(Lines of data)

"""

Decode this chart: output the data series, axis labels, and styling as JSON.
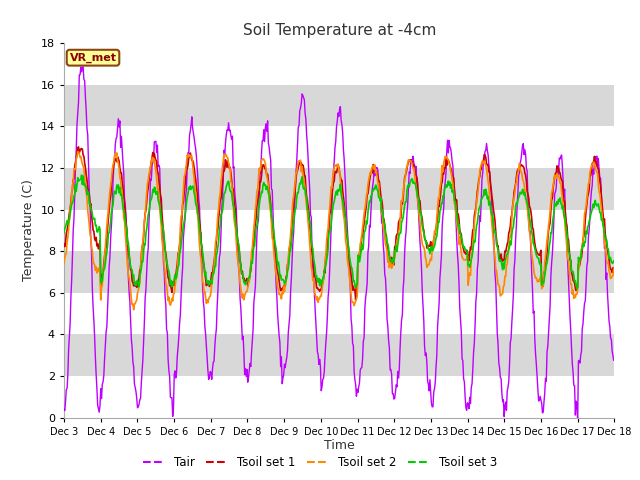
{
  "title": "Soil Temperature at -4cm",
  "xlabel": "Time",
  "ylabel": "Temperature (C)",
  "ylim": [
    0,
    18
  ],
  "label_vr": "VR_met",
  "xtick_labels": [
    "Dec 3",
    "Dec 4",
    "Dec 5",
    "Dec 6",
    "Dec 7",
    "Dec 8",
    "Dec 9",
    "Dec 10",
    "Dec 11",
    "Dec 12",
    "Dec 13",
    "Dec 14",
    "Dec 15",
    "Dec 16",
    "Dec 17",
    "Dec 18"
  ],
  "line_colors": {
    "Tair": "#bf00ff",
    "Tsoil_1": "#cc0000",
    "Tsoil_2": "#ff8800",
    "Tsoil_3": "#00cc00"
  },
  "legend_labels": [
    "Tair",
    "Tsoil set 1",
    "Tsoil set 2",
    "Tsoil set 3"
  ],
  "band_color": "#e0e0e0",
  "bg_color": "#f0f0f0",
  "n_days": 15,
  "pts_per_day": 48,
  "peak_tair": [
    17.0,
    14.0,
    13.1,
    14.0,
    14.0,
    14.2,
    15.3,
    14.7,
    12.0,
    12.6,
    13.2,
    12.9,
    13.0,
    12.5,
    12.5
  ],
  "trough_tair": [
    0.3,
    1.3,
    0.4,
    2.0,
    2.1,
    1.9,
    2.5,
    1.5,
    1.4,
    1.0,
    0.7,
    0.6,
    0.5,
    0.3,
    2.8
  ],
  "peak_ts1": [
    13.0,
    12.5,
    12.6,
    12.5,
    12.3,
    12.1,
    12.3,
    12.0,
    12.0,
    12.4,
    12.3,
    12.5,
    12.2,
    12.0,
    12.3
  ],
  "trough_ts1": [
    8.2,
    6.3,
    6.2,
    6.3,
    6.5,
    6.1,
    6.1,
    6.0,
    7.5,
    8.2,
    8.0,
    7.5,
    7.8,
    6.2,
    7.0
  ],
  "peak_ts2": [
    12.7,
    12.6,
    12.4,
    12.7,
    12.6,
    12.4,
    12.3,
    12.2,
    12.1,
    12.4,
    12.5,
    12.3,
    11.9,
    11.8,
    12.2
  ],
  "trough_ts2": [
    7.0,
    5.4,
    5.5,
    5.5,
    5.7,
    5.8,
    5.6,
    5.5,
    7.3,
    7.4,
    7.5,
    6.0,
    6.5,
    5.8,
    6.8
  ],
  "peak_ts3": [
    11.5,
    11.1,
    11.0,
    11.1,
    11.2,
    11.2,
    11.3,
    11.0,
    11.1,
    11.4,
    11.3,
    10.8,
    10.9,
    10.5,
    10.3
  ],
  "trough_ts3": [
    9.0,
    6.5,
    6.4,
    6.4,
    6.5,
    6.6,
    6.5,
    6.4,
    7.5,
    8.0,
    8.0,
    7.2,
    7.5,
    6.4,
    7.5
  ]
}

"""

REQUIREMENT
Look through the entries above. Extract each line with the word "Temperature".

SOLUTION FOR THIS EXERCISE
  "title": "Soil Temperature at -4cm",
  "ylabel": "Temperature (C)",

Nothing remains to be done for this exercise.